**SHORT TASK**
Filter this material down to the lines that hold "Spot", copying each one.

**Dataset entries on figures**
☆ ☆ ☆ ☆
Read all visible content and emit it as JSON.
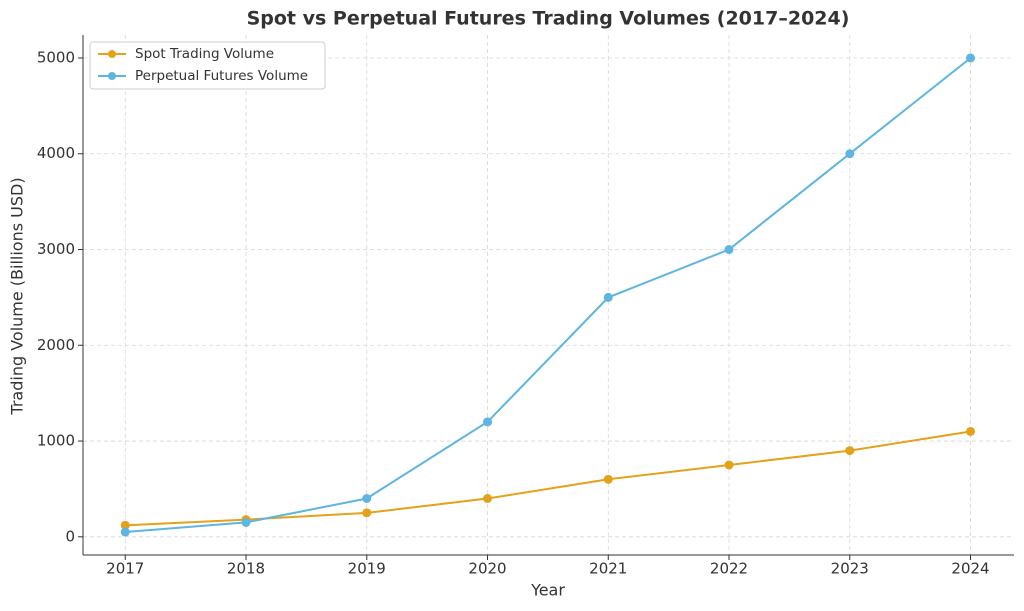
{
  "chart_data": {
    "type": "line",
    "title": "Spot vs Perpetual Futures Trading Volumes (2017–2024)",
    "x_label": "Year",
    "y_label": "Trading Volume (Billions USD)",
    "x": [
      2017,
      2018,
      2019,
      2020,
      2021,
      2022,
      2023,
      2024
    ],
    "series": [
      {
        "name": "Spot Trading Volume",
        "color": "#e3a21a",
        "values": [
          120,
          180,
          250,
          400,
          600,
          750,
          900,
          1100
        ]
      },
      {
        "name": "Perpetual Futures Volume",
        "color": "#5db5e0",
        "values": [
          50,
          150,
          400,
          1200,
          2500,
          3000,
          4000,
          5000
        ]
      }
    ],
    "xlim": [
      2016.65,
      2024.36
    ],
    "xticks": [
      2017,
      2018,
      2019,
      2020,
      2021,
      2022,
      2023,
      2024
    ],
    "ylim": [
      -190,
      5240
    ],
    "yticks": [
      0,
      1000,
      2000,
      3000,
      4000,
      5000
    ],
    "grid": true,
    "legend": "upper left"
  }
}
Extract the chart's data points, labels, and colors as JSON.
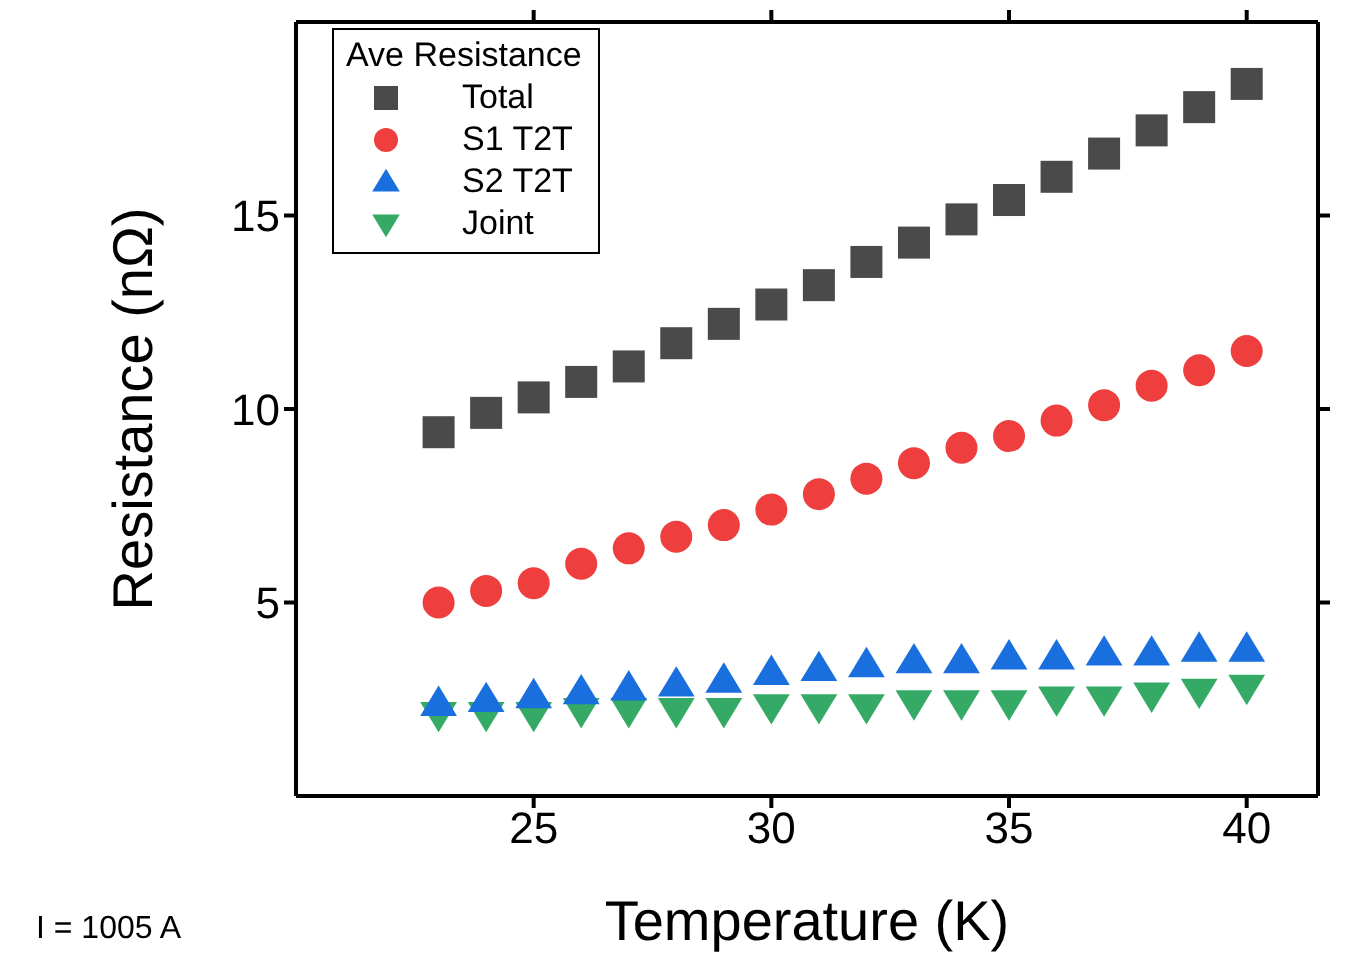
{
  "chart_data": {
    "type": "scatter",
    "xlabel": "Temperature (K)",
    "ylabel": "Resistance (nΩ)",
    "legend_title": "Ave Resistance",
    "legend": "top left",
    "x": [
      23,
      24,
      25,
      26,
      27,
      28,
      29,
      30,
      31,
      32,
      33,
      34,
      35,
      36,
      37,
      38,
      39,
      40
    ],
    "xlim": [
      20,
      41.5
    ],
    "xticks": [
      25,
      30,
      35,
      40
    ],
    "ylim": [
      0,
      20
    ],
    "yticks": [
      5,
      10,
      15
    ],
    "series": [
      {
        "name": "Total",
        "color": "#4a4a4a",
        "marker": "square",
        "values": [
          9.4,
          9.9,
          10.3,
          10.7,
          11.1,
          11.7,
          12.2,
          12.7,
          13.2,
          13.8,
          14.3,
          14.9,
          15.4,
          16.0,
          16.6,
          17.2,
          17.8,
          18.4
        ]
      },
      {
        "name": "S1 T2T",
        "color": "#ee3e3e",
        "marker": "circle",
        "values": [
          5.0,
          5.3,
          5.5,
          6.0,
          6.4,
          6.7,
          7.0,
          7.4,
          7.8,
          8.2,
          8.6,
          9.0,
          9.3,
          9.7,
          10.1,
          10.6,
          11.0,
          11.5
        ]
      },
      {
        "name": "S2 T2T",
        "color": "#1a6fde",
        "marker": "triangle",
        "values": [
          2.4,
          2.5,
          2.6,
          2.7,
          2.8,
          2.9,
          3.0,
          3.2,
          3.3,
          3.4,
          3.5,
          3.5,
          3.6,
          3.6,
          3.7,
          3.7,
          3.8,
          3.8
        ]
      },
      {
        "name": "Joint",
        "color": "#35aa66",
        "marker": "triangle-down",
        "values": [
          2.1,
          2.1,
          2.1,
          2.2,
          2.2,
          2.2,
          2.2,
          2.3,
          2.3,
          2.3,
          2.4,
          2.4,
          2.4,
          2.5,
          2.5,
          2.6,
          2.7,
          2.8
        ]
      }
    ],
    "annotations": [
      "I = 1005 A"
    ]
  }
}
☆ ☆ ☆ ☆
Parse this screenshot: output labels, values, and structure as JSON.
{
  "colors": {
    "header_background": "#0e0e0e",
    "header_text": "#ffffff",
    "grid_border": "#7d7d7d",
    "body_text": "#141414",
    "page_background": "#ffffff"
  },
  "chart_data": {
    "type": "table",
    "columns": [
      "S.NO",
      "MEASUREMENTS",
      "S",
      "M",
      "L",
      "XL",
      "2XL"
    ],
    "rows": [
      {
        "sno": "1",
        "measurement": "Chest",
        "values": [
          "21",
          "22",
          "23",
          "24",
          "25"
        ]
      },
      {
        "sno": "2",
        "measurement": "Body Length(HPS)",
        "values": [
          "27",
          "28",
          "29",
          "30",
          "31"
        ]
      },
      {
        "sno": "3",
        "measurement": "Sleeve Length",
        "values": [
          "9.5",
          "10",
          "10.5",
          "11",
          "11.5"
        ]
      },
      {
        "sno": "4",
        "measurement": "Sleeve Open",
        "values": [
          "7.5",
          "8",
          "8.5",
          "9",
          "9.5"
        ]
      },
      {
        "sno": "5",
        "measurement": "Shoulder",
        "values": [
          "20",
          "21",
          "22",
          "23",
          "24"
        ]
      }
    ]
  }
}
☆ ☆ ☆ ☆
**RESULT OF THIS TASK**
    "title": "Spot vs Perpetual Futures Trading Volumes (2017–2024)",
        "name": "Spot Trading Volume",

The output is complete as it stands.